*Problem statement*: Count how many lines in the entries below hold the string "salts", and respond with that number only.

─── Exercise data

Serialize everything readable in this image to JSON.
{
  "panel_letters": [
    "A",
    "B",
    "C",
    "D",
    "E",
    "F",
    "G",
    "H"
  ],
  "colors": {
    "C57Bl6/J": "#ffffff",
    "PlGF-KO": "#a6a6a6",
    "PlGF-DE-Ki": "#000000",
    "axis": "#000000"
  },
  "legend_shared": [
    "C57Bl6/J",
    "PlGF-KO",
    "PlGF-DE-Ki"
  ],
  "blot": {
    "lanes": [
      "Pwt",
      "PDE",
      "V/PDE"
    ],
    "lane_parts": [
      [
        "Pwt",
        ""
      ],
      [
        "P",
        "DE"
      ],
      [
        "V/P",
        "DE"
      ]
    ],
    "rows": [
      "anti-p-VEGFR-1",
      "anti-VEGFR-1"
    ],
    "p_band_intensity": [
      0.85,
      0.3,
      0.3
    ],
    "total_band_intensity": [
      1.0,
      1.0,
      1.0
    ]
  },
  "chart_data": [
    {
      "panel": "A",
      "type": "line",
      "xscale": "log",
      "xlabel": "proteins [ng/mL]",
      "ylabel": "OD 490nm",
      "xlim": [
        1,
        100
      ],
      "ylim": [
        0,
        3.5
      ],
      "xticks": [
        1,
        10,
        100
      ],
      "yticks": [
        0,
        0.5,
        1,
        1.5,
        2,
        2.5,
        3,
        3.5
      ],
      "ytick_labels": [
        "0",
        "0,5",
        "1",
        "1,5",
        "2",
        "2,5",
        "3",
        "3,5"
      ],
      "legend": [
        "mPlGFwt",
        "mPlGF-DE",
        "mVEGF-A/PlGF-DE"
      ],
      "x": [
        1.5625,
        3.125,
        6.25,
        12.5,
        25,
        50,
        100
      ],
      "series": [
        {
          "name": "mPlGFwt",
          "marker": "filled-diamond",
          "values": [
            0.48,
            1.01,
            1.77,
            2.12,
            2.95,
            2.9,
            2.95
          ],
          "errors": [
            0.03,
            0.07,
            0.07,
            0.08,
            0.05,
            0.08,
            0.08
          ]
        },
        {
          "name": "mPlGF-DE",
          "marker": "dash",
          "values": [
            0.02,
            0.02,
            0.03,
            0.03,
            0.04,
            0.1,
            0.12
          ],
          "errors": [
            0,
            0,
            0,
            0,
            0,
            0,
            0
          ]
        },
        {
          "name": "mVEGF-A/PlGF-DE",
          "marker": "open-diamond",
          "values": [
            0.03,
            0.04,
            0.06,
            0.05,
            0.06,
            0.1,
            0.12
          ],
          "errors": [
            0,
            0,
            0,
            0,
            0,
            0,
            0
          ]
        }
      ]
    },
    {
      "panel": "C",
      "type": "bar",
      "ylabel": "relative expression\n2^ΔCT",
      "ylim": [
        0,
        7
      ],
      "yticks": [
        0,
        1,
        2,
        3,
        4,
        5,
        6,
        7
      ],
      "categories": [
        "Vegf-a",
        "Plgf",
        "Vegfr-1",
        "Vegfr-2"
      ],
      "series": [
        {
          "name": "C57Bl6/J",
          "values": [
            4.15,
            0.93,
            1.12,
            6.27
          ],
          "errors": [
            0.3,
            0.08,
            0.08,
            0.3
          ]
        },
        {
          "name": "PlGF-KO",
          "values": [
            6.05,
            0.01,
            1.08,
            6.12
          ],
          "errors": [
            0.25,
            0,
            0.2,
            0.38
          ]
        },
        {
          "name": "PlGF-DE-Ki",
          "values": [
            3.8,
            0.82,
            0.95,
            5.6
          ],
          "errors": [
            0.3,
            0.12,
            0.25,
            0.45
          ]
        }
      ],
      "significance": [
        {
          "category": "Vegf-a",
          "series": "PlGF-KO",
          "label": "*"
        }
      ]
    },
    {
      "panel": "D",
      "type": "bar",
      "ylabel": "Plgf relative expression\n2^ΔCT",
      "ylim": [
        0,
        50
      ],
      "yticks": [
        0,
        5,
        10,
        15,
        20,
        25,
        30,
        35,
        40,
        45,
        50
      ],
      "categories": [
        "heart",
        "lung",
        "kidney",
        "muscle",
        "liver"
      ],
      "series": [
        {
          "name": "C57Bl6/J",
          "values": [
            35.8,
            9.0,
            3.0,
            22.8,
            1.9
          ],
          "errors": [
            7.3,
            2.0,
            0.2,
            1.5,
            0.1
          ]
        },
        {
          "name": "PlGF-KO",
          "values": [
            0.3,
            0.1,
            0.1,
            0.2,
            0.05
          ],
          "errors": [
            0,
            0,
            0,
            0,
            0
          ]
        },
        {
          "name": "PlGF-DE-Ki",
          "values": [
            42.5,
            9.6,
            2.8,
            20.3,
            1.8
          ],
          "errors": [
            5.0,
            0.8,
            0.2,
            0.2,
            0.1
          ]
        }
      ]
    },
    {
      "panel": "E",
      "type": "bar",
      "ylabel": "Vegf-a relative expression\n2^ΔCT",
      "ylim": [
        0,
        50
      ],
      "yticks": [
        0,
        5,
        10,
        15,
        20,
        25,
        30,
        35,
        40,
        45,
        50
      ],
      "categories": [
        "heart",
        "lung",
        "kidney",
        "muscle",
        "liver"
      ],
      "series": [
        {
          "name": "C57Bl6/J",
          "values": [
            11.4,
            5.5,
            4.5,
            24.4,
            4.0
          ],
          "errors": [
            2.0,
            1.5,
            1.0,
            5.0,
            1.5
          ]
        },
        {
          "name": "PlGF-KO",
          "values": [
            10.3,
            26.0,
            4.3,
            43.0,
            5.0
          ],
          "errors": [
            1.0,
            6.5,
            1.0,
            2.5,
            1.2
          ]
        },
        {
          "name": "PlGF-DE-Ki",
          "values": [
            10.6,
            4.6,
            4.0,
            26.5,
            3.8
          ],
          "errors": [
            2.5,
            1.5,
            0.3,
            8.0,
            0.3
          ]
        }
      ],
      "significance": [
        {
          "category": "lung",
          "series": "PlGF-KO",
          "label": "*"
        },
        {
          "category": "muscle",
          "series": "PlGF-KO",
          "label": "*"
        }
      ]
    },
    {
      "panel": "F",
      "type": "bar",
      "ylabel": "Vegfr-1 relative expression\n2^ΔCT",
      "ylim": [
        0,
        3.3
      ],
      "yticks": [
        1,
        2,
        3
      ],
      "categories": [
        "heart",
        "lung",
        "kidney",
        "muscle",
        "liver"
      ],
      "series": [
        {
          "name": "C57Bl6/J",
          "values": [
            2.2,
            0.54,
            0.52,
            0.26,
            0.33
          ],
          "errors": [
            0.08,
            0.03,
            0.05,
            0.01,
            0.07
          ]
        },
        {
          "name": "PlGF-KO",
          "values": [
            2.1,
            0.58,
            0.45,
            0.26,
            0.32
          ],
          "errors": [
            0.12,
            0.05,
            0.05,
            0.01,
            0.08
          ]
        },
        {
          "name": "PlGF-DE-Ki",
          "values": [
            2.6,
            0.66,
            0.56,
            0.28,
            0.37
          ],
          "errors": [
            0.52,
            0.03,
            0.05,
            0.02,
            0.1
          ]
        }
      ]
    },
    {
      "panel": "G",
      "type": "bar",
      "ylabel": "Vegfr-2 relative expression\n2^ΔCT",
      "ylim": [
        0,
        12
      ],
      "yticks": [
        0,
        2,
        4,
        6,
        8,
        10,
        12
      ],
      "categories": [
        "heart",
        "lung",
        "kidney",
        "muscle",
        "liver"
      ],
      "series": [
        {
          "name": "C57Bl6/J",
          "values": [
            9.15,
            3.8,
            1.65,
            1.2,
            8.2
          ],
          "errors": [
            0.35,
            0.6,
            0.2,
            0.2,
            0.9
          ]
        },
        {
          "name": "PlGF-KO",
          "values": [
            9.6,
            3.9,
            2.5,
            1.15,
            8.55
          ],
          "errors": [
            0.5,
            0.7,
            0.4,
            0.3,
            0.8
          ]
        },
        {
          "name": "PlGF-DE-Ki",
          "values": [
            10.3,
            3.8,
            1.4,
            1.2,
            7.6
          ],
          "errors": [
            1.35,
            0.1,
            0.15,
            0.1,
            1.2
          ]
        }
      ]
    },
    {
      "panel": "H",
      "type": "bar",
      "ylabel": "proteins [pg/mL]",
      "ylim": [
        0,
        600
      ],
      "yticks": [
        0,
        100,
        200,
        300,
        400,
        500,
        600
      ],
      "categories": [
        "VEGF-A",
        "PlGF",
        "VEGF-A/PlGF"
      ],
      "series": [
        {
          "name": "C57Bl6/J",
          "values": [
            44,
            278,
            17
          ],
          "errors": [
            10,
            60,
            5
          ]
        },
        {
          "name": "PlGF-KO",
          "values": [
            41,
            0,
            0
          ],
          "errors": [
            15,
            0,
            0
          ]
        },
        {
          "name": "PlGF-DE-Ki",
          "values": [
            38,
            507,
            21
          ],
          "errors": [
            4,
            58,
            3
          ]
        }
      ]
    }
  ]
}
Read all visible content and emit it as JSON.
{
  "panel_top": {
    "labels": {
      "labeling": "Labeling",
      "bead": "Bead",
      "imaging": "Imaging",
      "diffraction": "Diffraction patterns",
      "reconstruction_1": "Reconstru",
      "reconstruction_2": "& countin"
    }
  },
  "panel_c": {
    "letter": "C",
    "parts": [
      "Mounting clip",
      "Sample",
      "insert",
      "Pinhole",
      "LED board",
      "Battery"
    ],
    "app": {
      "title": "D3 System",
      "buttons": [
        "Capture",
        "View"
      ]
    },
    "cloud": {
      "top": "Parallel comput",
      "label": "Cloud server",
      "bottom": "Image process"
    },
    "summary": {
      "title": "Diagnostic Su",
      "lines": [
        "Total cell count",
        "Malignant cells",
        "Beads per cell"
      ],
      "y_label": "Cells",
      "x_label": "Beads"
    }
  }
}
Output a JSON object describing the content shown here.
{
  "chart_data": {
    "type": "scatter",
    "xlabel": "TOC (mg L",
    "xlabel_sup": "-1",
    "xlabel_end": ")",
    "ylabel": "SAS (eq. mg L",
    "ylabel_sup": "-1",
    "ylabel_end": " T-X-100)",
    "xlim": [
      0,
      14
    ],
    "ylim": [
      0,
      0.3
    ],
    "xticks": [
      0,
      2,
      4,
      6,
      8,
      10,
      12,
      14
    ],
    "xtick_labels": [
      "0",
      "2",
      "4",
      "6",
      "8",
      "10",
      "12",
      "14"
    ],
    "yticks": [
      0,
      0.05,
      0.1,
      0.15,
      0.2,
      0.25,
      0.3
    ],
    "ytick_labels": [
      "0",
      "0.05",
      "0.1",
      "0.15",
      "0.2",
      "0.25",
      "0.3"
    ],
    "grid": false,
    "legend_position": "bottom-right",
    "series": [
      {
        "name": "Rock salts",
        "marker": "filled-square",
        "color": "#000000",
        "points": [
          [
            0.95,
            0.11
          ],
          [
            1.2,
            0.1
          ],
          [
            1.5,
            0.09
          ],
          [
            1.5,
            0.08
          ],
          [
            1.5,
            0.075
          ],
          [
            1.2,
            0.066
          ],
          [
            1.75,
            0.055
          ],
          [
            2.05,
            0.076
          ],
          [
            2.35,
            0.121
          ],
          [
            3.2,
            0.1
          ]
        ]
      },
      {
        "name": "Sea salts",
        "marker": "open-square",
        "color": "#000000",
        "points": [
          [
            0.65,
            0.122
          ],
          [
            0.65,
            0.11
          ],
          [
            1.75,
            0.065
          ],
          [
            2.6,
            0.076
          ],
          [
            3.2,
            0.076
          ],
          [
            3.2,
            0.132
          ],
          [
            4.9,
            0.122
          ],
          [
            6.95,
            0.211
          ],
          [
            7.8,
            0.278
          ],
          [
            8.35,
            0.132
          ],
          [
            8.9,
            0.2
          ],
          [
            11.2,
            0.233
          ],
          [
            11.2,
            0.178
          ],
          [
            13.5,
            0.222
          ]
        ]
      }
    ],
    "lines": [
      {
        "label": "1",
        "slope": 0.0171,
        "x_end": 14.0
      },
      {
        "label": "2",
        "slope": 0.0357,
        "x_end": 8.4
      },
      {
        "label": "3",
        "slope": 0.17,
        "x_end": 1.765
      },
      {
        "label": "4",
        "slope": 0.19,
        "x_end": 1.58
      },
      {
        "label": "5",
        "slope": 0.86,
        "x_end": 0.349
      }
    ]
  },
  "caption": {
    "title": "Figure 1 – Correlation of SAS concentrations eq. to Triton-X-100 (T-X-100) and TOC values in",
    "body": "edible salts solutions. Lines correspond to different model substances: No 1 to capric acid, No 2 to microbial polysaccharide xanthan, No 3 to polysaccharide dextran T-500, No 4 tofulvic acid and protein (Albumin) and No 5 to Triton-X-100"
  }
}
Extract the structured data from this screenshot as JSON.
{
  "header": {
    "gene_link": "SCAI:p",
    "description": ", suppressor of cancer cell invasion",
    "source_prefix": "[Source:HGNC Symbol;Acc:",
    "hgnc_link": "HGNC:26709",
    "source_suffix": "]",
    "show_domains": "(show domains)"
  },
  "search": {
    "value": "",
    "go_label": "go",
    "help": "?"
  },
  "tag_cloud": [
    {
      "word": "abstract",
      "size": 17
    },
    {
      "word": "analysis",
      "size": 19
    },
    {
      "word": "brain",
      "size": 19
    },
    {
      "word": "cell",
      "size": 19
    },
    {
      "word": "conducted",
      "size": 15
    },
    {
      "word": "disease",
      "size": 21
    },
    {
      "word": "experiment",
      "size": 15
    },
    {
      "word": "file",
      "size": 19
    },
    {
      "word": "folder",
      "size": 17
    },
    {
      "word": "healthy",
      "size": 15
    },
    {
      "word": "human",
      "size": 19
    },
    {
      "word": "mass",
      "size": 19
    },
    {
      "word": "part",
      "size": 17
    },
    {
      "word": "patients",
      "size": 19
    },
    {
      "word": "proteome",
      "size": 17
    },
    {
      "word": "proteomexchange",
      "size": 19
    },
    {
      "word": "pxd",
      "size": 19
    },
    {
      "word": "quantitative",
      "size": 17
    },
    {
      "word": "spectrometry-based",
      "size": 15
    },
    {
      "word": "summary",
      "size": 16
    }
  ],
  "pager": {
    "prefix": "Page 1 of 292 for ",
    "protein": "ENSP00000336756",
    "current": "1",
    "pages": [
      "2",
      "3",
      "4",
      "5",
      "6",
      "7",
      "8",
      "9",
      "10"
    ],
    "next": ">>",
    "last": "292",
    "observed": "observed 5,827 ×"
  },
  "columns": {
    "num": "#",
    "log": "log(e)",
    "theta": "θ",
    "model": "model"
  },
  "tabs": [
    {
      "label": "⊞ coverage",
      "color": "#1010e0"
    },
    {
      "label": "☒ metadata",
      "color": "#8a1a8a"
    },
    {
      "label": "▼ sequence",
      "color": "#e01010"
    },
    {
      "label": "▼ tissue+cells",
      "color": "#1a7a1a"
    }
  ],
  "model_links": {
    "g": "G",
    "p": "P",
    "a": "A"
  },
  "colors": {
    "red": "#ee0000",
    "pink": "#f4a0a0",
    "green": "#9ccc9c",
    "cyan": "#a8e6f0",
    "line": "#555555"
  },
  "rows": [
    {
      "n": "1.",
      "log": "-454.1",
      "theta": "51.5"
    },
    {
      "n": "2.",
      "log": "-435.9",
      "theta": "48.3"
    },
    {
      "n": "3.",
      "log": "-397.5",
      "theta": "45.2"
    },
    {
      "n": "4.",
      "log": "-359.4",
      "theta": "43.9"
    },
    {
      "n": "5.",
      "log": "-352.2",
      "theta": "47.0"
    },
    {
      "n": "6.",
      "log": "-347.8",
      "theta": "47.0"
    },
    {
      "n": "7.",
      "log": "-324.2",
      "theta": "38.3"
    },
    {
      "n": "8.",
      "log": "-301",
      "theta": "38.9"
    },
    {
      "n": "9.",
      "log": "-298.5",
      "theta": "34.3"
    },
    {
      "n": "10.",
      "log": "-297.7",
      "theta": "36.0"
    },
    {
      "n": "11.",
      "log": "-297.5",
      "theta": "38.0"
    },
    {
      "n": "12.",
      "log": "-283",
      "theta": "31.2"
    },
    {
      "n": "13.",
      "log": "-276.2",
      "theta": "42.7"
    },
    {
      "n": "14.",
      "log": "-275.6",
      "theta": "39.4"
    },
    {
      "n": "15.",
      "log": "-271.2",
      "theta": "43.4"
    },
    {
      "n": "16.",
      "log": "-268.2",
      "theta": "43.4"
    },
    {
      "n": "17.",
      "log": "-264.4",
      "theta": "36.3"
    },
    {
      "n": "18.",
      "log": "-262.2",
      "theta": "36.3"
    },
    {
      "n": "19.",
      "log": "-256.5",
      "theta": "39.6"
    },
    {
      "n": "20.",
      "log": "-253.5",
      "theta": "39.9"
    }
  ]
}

──────

*Solution for this exercise*: 3